[Collected data entries]
>>>

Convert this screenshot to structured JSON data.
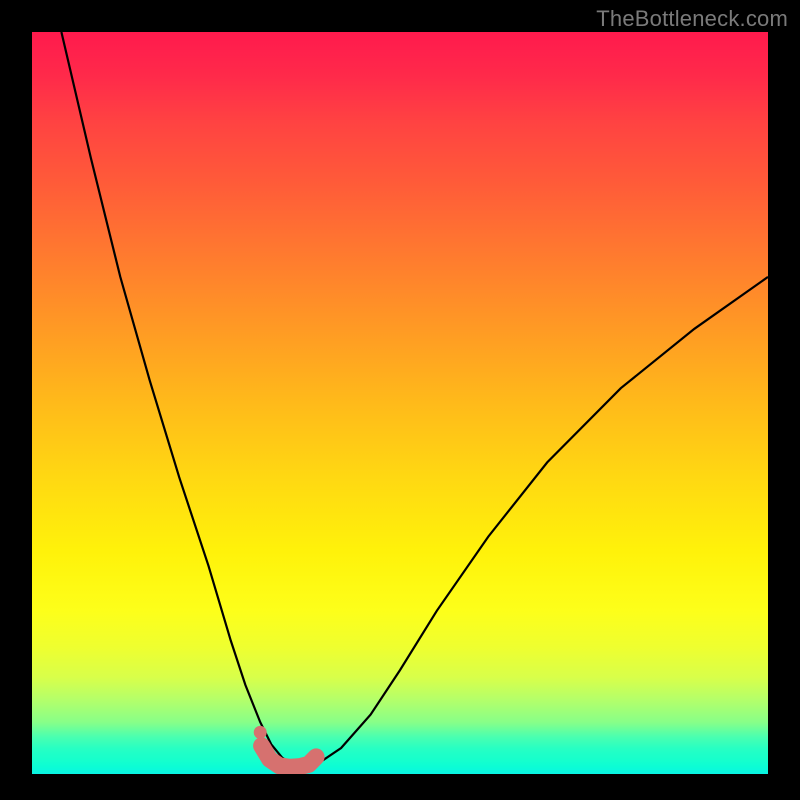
{
  "watermark": "TheBottleneck.com",
  "colors": {
    "frame": "#000000",
    "curve": "#000000",
    "marker": "#d6716f",
    "gradient_stops": [
      "#ff1a4d",
      "#ff2a4a",
      "#ff4242",
      "#ff5a39",
      "#ff7a2f",
      "#ff9a24",
      "#ffba1a",
      "#ffd812",
      "#fff20a",
      "#fdff1a",
      "#eeff30",
      "#d8ff4a",
      "#b4ff6a",
      "#88ff88",
      "#4affb0",
      "#28ffc2",
      "#1effc8",
      "#1affca",
      "#14ffce",
      "#0cfdd4",
      "#0af7de",
      "#0af2e6"
    ]
  },
  "chart_data": {
    "type": "line",
    "title": "",
    "xlabel": "",
    "ylabel": "",
    "xlim": [
      0,
      100
    ],
    "ylim": [
      0,
      100
    ],
    "grid": false,
    "series": [
      {
        "name": "bottleneck-curve",
        "x": [
          4,
          8,
          12,
          16,
          20,
          24,
          27,
          29,
          31,
          32.5,
          34,
          35.5,
          37,
          39,
          42,
          46,
          50,
          55,
          62,
          70,
          80,
          90,
          100
        ],
        "y": [
          100,
          83,
          67,
          53,
          40,
          28,
          18,
          12,
          7,
          4,
          2.2,
          1.2,
          1.0,
          1.5,
          3.5,
          8,
          14,
          22,
          32,
          42,
          52,
          60,
          67
        ]
      }
    ],
    "markers": {
      "name": "highlight-trough",
      "shape": "rounded",
      "x": [
        31.2,
        32.3,
        33.6,
        35.0,
        36.4,
        37.6,
        38.6
      ],
      "y": [
        3.8,
        2.0,
        1.1,
        0.9,
        1.0,
        1.3,
        2.3
      ],
      "end_dot": {
        "x": 31.0,
        "y": 5.6
      }
    }
  }
}
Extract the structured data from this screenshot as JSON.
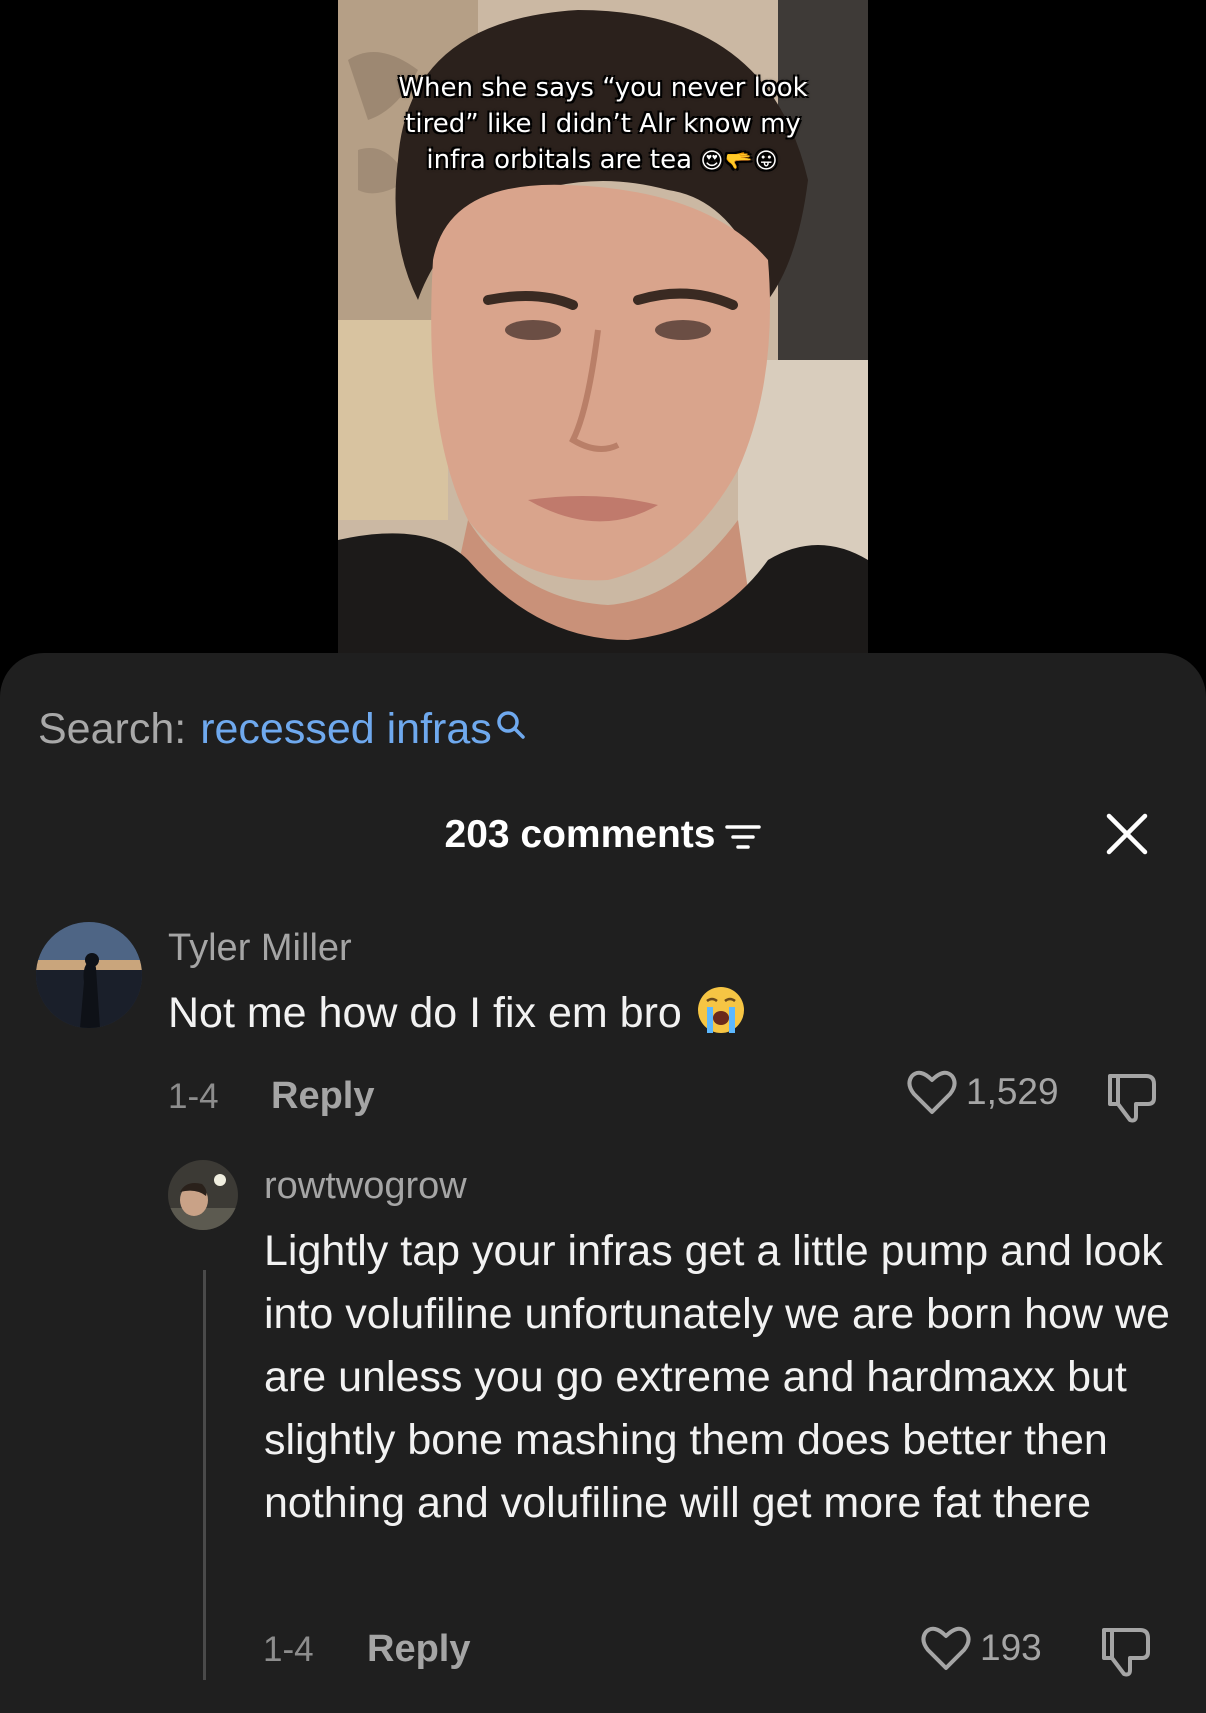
{
  "video": {
    "caption": "When she says “you never look tired” like I didn’t Alr know my infra orbitals are tea",
    "caption_emojis": "😍🫳😛"
  },
  "search": {
    "prefix": "Search:",
    "term": "recessed infras"
  },
  "header": {
    "comment_count": "203 comments"
  },
  "comments": [
    {
      "username": "Tyler Miller",
      "text": "Not me how do I fix em bro",
      "date": "1-4",
      "reply_label": "Reply",
      "likes": "1,529"
    },
    {
      "username": "rowtwogrow",
      "text": "Lightly tap your infras get a little pump and look into volufiline unfortunately we are born how we are unless you go extreme and hardmaxx but slightly bone mashing them does better then nothing and volufiline will get more fat there",
      "date": "1-4",
      "reply_label": "Reply",
      "likes": "193"
    }
  ],
  "colors": {
    "sheet_bg": "#1f1f1f",
    "search_link": "#6fa9ee",
    "secondary_text": "#a5a5a5"
  }
}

<<<

> _Goal_:
Search the entries for the word "screenshot" and gather every line where it appears.

> _Solution for this exercise_:
Convert this screenshot to structured JSON data.
Extract the structured data from this screenshot as JSON.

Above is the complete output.